» EXERCISE DETAILS:
Identify all lines of the data containing the string "from" and copy them.

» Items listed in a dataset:
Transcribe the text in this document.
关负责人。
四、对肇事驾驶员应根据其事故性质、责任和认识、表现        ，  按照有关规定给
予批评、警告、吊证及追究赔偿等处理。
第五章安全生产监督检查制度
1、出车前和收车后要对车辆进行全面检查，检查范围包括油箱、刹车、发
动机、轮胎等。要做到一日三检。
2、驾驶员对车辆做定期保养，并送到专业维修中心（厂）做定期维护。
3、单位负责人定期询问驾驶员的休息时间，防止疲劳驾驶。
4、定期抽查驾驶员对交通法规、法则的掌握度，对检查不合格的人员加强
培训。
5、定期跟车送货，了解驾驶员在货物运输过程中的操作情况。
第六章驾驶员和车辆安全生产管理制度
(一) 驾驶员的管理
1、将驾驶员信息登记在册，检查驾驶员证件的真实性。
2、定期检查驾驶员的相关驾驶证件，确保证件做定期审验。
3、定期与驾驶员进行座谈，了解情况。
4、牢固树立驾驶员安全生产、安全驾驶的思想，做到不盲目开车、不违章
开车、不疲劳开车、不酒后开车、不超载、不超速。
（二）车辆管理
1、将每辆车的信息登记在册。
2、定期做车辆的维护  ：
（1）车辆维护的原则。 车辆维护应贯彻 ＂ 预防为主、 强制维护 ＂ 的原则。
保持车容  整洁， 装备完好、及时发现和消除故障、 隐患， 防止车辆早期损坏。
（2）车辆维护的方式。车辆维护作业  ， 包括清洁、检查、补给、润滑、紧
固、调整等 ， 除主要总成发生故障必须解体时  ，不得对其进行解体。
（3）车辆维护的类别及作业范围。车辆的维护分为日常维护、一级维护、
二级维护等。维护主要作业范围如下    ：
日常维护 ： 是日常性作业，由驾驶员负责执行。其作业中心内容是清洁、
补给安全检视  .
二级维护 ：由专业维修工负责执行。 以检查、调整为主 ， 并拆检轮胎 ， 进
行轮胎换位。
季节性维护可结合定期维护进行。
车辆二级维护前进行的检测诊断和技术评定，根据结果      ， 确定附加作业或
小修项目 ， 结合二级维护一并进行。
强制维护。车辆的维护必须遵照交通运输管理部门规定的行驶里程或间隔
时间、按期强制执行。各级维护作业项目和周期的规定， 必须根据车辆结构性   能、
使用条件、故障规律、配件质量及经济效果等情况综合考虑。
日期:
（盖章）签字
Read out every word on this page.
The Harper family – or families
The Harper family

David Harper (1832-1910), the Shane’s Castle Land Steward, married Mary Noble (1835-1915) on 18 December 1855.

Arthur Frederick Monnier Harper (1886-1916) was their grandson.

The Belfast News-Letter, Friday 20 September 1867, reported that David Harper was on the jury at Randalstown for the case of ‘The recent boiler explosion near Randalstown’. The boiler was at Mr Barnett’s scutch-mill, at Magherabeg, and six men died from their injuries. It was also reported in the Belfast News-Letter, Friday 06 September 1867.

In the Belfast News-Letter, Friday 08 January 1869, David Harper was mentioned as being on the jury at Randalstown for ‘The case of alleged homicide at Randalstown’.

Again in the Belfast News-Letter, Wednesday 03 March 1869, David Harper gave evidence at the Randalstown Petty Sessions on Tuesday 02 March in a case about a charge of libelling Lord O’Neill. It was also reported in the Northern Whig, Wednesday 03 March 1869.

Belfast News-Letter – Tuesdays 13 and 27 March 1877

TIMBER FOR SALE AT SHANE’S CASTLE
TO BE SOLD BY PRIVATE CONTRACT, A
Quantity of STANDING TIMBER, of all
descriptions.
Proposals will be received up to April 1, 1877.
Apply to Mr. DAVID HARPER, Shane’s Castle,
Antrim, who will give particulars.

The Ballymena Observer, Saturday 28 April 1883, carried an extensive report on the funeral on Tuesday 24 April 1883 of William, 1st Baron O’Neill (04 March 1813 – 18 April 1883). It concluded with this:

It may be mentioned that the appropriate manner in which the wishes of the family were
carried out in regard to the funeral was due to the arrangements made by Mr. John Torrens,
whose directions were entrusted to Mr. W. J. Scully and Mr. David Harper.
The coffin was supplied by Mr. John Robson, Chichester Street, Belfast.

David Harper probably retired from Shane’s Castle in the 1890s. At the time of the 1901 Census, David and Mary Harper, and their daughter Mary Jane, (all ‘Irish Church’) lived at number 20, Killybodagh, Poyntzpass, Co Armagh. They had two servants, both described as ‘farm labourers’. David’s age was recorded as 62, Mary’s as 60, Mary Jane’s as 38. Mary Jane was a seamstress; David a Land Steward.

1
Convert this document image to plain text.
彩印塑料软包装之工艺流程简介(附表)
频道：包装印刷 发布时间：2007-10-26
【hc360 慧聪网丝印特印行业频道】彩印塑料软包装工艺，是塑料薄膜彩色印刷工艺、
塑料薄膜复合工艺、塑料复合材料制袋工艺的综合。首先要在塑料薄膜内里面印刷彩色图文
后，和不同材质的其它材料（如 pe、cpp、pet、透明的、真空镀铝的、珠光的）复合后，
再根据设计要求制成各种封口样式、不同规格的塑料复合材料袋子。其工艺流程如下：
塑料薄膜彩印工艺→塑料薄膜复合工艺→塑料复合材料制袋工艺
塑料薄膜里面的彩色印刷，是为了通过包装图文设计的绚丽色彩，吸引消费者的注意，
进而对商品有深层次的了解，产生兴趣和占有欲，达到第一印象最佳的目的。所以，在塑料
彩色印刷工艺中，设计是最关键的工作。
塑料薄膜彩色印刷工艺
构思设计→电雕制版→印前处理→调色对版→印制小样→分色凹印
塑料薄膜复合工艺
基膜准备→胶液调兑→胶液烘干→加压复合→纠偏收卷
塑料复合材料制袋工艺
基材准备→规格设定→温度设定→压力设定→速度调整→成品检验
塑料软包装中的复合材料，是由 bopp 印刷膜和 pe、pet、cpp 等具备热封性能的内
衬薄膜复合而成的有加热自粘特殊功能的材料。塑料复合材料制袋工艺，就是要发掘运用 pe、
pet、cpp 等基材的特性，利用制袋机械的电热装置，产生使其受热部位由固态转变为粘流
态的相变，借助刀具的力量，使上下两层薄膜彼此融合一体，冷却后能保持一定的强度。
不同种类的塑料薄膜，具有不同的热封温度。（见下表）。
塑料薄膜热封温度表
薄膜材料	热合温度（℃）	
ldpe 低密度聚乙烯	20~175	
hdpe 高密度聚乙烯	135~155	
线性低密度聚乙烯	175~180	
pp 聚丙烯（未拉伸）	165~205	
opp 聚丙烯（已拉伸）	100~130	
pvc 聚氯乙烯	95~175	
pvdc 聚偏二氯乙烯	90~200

» ANSWER TO THE EXERCISE:
The Belfast News-Letter, Friday 20 September 1867, reported that David Harper was on the jury at Randalstown for the case of ‘The recent boiler explosion near Randalstown’. The boiler was at Mr Barnett’s scutch-mill, at Magherabeg, and six men died from their injuries. It was also reported in the Belfast News-Letter, Friday 06 September 1867.
David Harper probably retired from Shane’s Castle in the 1890s. At the time of the 1901 Census, David and Mary Harper, and their daughter Mary Jane, (all ‘Irish Church’) lived at number 20, Killybodagh, Poyntzpass, Co Armagh. They had two servants, both described as ‘farm labourers’. David’s age was recorded as 62, Mary’s as 60, Mary Jane’s as 38. Mary Jane was a seamstress; David a Land Steward.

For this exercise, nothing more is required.